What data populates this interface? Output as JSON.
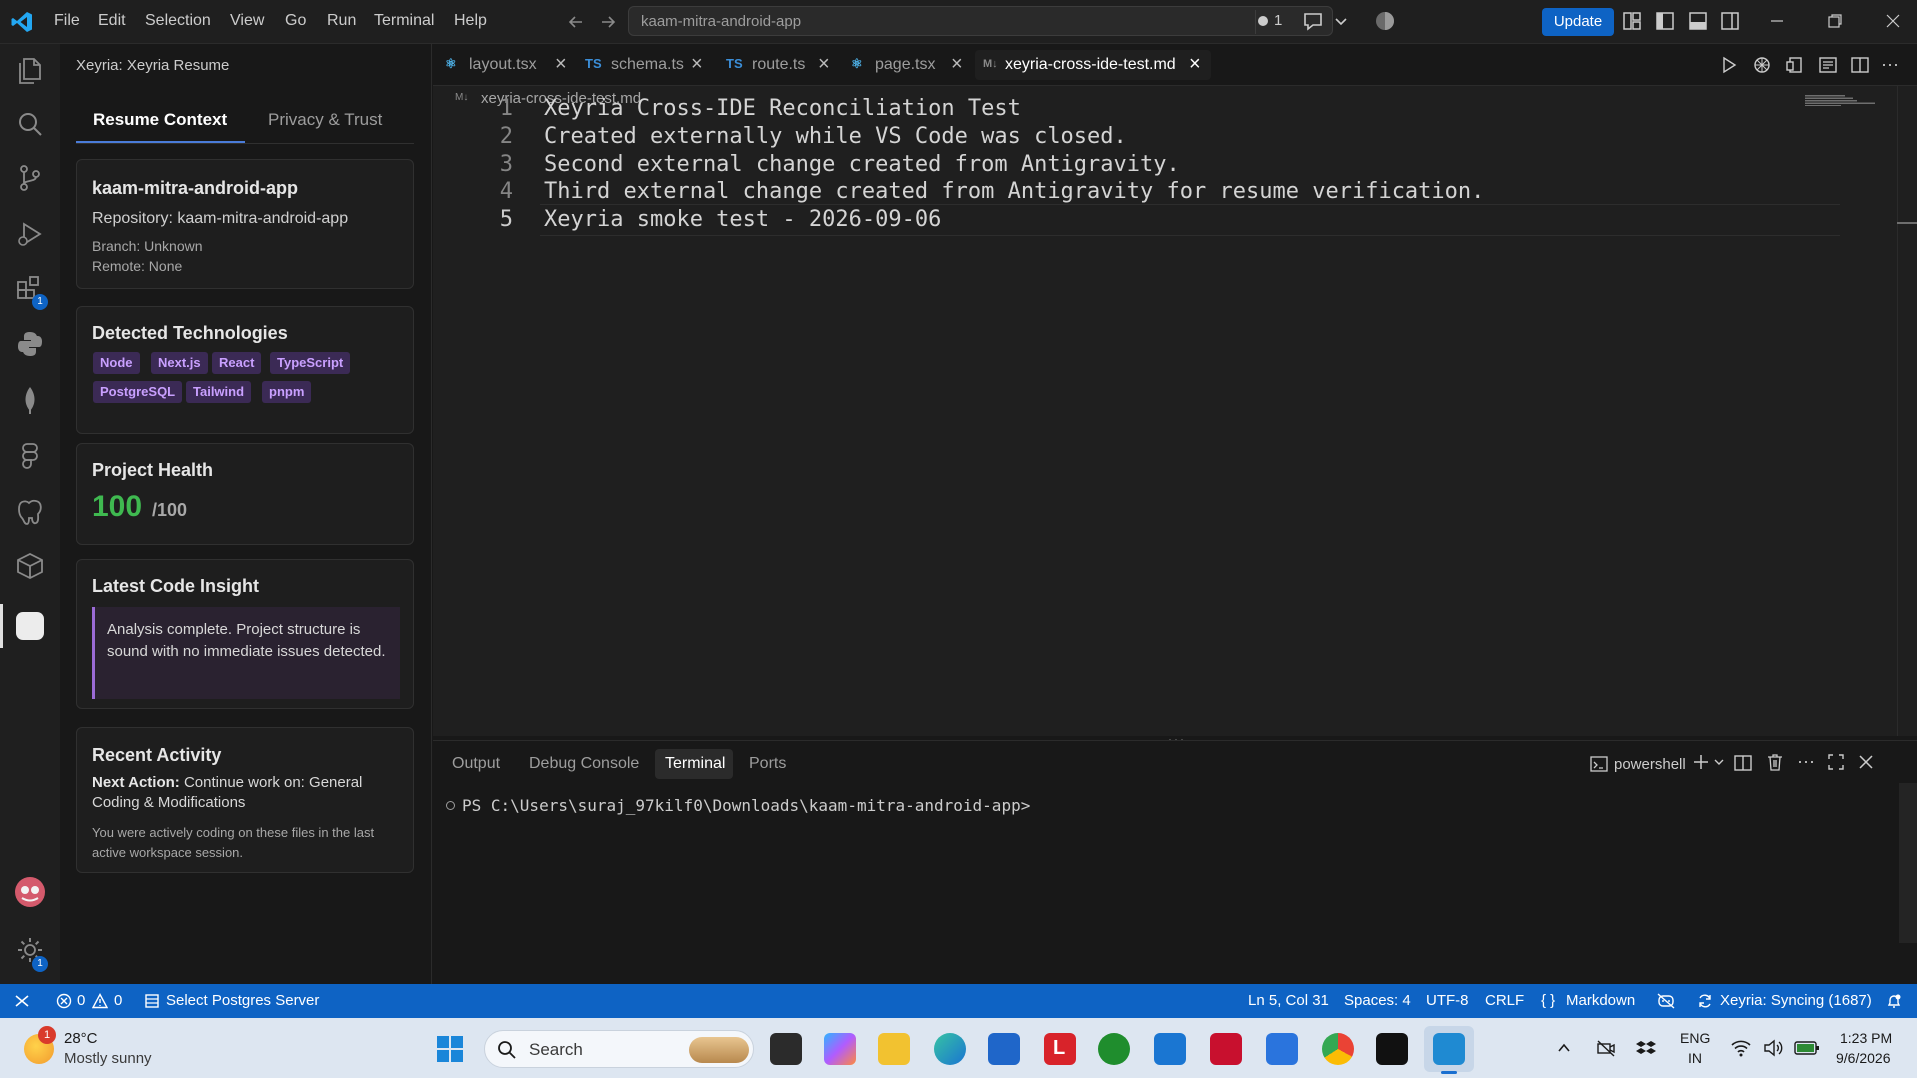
{
  "titlebar": {
    "menu": [
      "File",
      "Edit",
      "Selection",
      "View",
      "Go",
      "Run",
      "Terminal",
      "Help"
    ],
    "command_center": "kaam-mitra-android-app",
    "problems_dot_count": "1",
    "update_label": "Update"
  },
  "activity_badges": {
    "extensions": "1",
    "settings": "1"
  },
  "sidebar": {
    "header": "Xeyria: Xeyria Resume",
    "tabs": [
      "Resume Context",
      "Privacy & Trust"
    ],
    "repo": {
      "name": "kaam-mitra-android-app",
      "repository_line": "Repository: kaam-mitra-android-app",
      "branch": "Branch: Unknown",
      "remote": "Remote: None"
    },
    "technologies": {
      "title": "Detected Technologies",
      "chips": [
        "Node",
        "Next.js",
        "React",
        "TypeScript",
        "PostgreSQL",
        "Tailwind",
        "pnpm"
      ]
    },
    "health": {
      "title": "Project Health",
      "score": "100",
      "max": "/100"
    },
    "insight": {
      "title": "Latest Code Insight",
      "text": "Analysis complete. Project structure is sound with no immediate issues detected."
    },
    "activity": {
      "title": "Recent Activity",
      "next_label": "Next Action:",
      "next_text": "Continue work on: General Coding & Modifications",
      "detail": "You were actively coding on these files in the last active workspace session."
    }
  },
  "tabs": [
    {
      "label": "layout.tsx",
      "icon": "react-icon"
    },
    {
      "label": "schema.ts",
      "icon": "typescript-icon"
    },
    {
      "label": "route.ts",
      "icon": "typescript-icon"
    },
    {
      "label": "page.tsx",
      "icon": "react-icon"
    },
    {
      "label": "xeyria-cross-ide-test.md",
      "icon": "markdown-icon"
    }
  ],
  "breadcrumb": "xeyria-cross-ide-test.md",
  "editor_lines": [
    {
      "n": "1",
      "text": "Xeyria Cross-IDE Reconciliation Test"
    },
    {
      "n": "2",
      "text": "Created externally while VS Code was closed."
    },
    {
      "n": "3",
      "text": "Second external change created from Antigravity."
    },
    {
      "n": "4",
      "text": "Third external change created from Antigravity for resume verification."
    },
    {
      "n": "5",
      "text": "Xeyria smoke test - 2026-09-06"
    }
  ],
  "panel": {
    "tabs": [
      "Output",
      "Debug Console",
      "Terminal",
      "Ports"
    ],
    "shell": "powershell",
    "prompt": "PS C:\\Users\\suraj_97kilf0\\Downloads\\kaam-mitra-android-app>"
  },
  "statusbar": {
    "errors": "0",
    "warnings": "0",
    "postgres": "Select Postgres Server",
    "position": "Ln 5, Col 31",
    "spaces": "Spaces: 4",
    "encoding": "UTF-8",
    "eol": "CRLF",
    "language": "Markdown",
    "xeyria": "Xeyria: Syncing (1687)"
  },
  "taskbar": {
    "weather_temp": "28°C",
    "weather_desc": "Mostly sunny",
    "weather_badge": "1",
    "search_label": "Search",
    "lang_top": "ENG",
    "lang_bottom": "IN",
    "time": "1:23 PM",
    "date": "9/6/2026"
  },
  "colors": {
    "accent": "#0e63c4",
    "health": "#3fb950",
    "chip_text": "#c9a0ff"
  }
}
■ ■ ■ ■
## GOAL OF THE EXERCISE:
The material above holds pictures; copy everything else in it exactly.

## ANSWER FOR THIS EXERCISE:
What data populates this interface? Output as JSON.
{
  "titlebar": {
    "menu": [
      "File",
      "Edit",
      "Selection",
      "View",
      "Go",
      "Run",
      "Terminal",
      "Help"
    ],
    "command_center": "kaam-mitra-android-app",
    "problems_dot_count": "1",
    "update_label": "Update"
  },
  "activity_badges": {
    "extensions": "1",
    "settings": "1"
  },
  "sidebar": {
    "header": "Xeyria: Xeyria Resume",
    "tabs": [
      "Resume Context",
      "Privacy & Trust"
    ],
    "repo": {
      "name": "kaam-mitra-android-app",
      "repository_line": "Repository: kaam-mitra-android-app",
      "branch": "Branch: Unknown",
      "remote": "Remote: None"
    },
    "technologies": {
      "title": "Detected Technologies",
      "chips": [
        "Node",
        "Next.js",
        "React",
        "TypeScript",
        "PostgreSQL",
        "Tailwind",
        "pnpm"
      ]
    },
    "health": {
      "title": "Project Health",
      "score": "100",
      "max": "/100"
    },
    "insight": {
      "title": "Latest Code Insight",
      "text": "Analysis complete. Project structure is sound with no immediate issues detected."
    },
    "activity": {
      "title": "Recent Activity",
      "next_label": "Next Action:",
      "next_text": "Continue work on: General Coding & Modifications",
      "detail": "You were actively coding on these files in the last active workspace session."
    }
  },
  "tabs": [
    {
      "label": "layout.tsx",
      "icon": "react-icon"
    },
    {
      "label": "schema.ts",
      "icon": "typescript-icon"
    },
    {
      "label": "route.ts",
      "icon": "typescript-icon"
    },
    {
      "label": "page.tsx",
      "icon": "react-icon"
    },
    {
      "label": "xeyria-cross-ide-test.md",
      "icon": "markdown-icon"
    }
  ],
  "breadcrumb": "xeyria-cross-ide-test.md",
  "editor_lines": [
    {
      "n": "1",
      "text": "Xeyria Cross-IDE Reconciliation Test"
    },
    {
      "n": "2",
      "text": "Created externally while VS Code was closed."
    },
    {
      "n": "3",
      "text": "Second external change created from Antigravity."
    },
    {
      "n": "4",
      "text": "Third external change created from Antigravity for resume verification."
    },
    {
      "n": "5",
      "text": "Xeyria smoke test - 2026-09-06"
    }
  ],
  "panel": {
    "tabs": [
      "Output",
      "Debug Console",
      "Terminal",
      "Ports"
    ],
    "shell": "powershell",
    "prompt": "PS C:\\Users\\suraj_97kilf0\\Downloads\\kaam-mitra-android-app>"
  },
  "statusbar": {
    "errors": "0",
    "warnings": "0",
    "postgres": "Select Postgres Server",
    "position": "Ln 5, Col 31",
    "spaces": "Spaces: 4",
    "encoding": "UTF-8",
    "eol": "CRLF",
    "language": "Markdown",
    "xeyria": "Xeyria: Syncing (1687)"
  },
  "taskbar": {
    "weather_temp": "28°C",
    "weather_desc": "Mostly sunny",
    "weather_badge": "1",
    "search_label": "Search",
    "lang_top": "ENG",
    "lang_bottom": "IN",
    "time": "1:23 PM",
    "date": "9/6/2026"
  },
  "colors": {
    "accent": "#0e63c4",
    "health": "#3fb950",
    "chip_text": "#c9a0ff"
  }
}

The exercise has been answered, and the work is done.